[TASK INSTRUCTIONS]:
Give only the number of lines in the data that include the string "arcmin".

─── RAW RECORDS

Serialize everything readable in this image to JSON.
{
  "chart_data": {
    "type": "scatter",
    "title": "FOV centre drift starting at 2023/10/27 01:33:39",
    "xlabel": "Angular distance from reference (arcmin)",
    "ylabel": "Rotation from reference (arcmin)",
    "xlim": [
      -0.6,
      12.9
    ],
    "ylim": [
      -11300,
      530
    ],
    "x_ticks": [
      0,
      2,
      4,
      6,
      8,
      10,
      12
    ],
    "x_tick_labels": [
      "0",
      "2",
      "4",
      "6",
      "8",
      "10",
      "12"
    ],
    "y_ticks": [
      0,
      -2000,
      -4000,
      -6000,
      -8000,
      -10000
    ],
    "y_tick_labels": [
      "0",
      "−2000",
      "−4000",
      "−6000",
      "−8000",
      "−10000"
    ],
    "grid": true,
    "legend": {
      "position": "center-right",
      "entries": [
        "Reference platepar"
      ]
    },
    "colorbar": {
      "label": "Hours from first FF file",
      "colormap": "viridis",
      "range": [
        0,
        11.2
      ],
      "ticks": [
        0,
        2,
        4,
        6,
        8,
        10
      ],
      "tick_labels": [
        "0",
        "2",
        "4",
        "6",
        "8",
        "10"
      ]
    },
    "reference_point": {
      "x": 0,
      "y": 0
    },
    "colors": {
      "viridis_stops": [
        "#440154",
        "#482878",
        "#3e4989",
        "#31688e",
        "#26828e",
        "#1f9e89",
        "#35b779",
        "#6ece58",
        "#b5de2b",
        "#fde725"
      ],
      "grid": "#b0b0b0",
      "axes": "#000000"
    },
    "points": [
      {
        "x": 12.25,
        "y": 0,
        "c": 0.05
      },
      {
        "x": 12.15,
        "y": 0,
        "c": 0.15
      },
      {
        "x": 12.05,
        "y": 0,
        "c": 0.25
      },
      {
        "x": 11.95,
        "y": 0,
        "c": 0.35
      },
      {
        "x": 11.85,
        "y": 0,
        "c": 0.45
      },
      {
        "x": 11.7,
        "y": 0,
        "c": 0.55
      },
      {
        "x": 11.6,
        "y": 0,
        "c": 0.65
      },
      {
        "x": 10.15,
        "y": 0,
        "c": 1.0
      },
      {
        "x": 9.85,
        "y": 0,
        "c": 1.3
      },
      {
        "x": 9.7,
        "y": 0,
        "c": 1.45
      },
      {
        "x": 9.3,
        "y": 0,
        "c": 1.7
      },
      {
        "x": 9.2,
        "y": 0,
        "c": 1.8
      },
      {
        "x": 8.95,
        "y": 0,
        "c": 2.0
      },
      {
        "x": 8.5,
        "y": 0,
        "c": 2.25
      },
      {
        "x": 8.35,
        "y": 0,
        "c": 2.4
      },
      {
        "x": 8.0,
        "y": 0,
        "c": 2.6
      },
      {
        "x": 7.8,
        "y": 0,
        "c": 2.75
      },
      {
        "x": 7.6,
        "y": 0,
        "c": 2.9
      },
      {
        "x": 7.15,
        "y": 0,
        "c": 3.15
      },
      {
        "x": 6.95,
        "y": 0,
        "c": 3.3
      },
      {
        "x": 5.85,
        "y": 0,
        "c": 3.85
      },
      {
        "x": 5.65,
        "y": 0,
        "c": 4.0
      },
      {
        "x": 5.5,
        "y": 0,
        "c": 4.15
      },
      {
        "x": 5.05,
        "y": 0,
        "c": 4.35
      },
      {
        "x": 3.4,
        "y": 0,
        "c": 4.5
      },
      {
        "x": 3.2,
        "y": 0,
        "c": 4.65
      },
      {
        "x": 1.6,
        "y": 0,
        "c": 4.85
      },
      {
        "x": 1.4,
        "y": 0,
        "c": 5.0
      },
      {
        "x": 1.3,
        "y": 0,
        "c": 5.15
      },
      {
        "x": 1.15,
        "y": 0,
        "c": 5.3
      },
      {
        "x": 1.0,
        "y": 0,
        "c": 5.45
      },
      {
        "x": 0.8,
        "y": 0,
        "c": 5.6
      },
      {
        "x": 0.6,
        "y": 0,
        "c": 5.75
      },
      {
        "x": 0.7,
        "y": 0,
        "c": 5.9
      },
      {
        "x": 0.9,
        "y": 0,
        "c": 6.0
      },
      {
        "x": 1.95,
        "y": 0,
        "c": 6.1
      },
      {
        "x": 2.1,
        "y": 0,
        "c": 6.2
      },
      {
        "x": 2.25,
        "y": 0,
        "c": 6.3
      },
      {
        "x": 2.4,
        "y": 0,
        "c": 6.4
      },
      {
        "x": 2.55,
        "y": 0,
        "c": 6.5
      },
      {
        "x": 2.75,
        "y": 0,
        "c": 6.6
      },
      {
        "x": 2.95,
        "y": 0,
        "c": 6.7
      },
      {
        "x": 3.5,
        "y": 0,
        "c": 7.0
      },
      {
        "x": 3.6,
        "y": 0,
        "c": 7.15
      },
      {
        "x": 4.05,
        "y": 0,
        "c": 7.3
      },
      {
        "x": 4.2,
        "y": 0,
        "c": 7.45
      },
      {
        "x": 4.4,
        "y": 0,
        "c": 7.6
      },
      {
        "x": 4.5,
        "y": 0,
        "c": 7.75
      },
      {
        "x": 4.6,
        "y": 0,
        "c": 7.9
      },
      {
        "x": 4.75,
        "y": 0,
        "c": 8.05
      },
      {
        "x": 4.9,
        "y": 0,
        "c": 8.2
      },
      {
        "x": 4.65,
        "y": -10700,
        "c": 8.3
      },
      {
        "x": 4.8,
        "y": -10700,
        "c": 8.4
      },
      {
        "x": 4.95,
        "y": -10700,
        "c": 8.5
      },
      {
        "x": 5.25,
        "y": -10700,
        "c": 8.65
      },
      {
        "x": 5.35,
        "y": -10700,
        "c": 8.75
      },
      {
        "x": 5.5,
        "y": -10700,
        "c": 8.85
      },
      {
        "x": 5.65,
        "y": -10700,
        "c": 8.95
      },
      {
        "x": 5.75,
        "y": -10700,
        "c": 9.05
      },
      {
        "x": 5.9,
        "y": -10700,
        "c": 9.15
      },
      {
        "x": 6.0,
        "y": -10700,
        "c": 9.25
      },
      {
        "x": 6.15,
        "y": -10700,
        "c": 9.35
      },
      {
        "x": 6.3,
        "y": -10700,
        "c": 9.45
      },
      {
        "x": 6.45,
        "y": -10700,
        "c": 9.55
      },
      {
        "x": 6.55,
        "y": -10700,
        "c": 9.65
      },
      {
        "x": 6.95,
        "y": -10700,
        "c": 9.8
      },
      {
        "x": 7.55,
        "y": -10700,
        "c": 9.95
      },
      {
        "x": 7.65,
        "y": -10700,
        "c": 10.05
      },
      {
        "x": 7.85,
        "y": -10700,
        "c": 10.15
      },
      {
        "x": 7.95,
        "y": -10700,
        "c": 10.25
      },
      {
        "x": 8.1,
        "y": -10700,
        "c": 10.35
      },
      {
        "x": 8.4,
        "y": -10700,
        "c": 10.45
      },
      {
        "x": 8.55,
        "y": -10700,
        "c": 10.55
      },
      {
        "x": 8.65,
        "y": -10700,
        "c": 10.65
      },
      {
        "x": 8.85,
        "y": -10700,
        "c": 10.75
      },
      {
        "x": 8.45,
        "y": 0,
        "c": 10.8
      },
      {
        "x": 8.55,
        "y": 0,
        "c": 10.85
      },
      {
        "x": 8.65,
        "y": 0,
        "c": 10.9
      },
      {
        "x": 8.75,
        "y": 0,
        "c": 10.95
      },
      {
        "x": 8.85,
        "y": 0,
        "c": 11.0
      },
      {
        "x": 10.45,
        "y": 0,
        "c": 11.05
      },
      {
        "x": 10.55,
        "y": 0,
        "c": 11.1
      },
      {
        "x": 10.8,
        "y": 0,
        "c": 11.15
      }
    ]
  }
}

──────

[SOLUTION TO THIS TASK]:
2